Start of Material for this exercise

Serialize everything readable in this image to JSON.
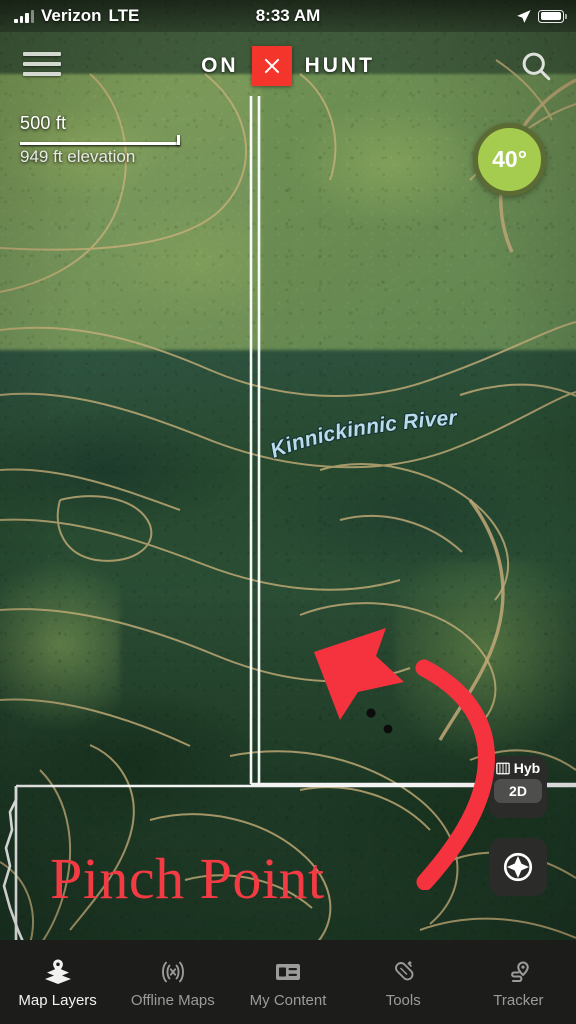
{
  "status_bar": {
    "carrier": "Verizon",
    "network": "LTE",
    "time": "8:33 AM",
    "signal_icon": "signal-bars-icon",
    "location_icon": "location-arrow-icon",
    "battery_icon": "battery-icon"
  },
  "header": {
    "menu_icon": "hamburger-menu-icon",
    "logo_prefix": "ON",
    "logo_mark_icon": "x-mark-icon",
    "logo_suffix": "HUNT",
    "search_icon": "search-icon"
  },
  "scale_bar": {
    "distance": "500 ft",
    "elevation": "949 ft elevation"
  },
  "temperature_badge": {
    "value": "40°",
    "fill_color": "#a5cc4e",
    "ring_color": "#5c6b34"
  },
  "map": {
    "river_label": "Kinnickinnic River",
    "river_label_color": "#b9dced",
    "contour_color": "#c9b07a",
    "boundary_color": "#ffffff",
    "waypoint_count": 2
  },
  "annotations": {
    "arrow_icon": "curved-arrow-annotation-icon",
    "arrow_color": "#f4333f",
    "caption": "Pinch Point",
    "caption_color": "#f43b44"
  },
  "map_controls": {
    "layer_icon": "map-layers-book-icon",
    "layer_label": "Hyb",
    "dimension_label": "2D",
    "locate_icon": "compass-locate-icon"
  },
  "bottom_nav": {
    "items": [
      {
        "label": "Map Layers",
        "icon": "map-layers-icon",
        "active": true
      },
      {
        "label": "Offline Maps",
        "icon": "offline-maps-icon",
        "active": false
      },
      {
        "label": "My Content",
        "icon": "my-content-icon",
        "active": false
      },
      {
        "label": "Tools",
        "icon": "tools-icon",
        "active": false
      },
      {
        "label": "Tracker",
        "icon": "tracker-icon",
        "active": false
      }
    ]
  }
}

End of Material for this exercise

Set down the records in full and exactly. Do not carry over any image.

Serialize everything readable in this image to JSON.
{
  "status_bar": {
    "carrier": "Verizon",
    "network": "LTE",
    "time": "8:33 AM",
    "signal_icon": "signal-bars-icon",
    "location_icon": "location-arrow-icon",
    "battery_icon": "battery-icon"
  },
  "header": {
    "menu_icon": "hamburger-menu-icon",
    "logo_prefix": "ON",
    "logo_mark_icon": "x-mark-icon",
    "logo_suffix": "HUNT",
    "search_icon": "search-icon"
  },
  "scale_bar": {
    "distance": "500 ft",
    "elevation": "949 ft elevation"
  },
  "temperature_badge": {
    "value": "40°",
    "fill_color": "#a5cc4e",
    "ring_color": "#5c6b34"
  },
  "map": {
    "river_label": "Kinnickinnic River",
    "river_label_color": "#b9dced",
    "contour_color": "#c9b07a",
    "boundary_color": "#ffffff",
    "waypoint_count": 2
  },
  "annotations": {
    "arrow_icon": "curved-arrow-annotation-icon",
    "arrow_color": "#f4333f",
    "caption": "Pinch Point",
    "caption_color": "#f43b44"
  },
  "map_controls": {
    "layer_icon": "map-layers-book-icon",
    "layer_label": "Hyb",
    "dimension_label": "2D",
    "locate_icon": "compass-locate-icon"
  },
  "bottom_nav": {
    "items": [
      {
        "label": "Map Layers",
        "icon": "map-layers-icon",
        "active": true
      },
      {
        "label": "Offline Maps",
        "icon": "offline-maps-icon",
        "active": false
      },
      {
        "label": "My Content",
        "icon": "my-content-icon",
        "active": false
      },
      {
        "label": "Tools",
        "icon": "tools-icon",
        "active": false
      },
      {
        "label": "Tracker",
        "icon": "tracker-icon",
        "active": false
      }
    ]
  }
}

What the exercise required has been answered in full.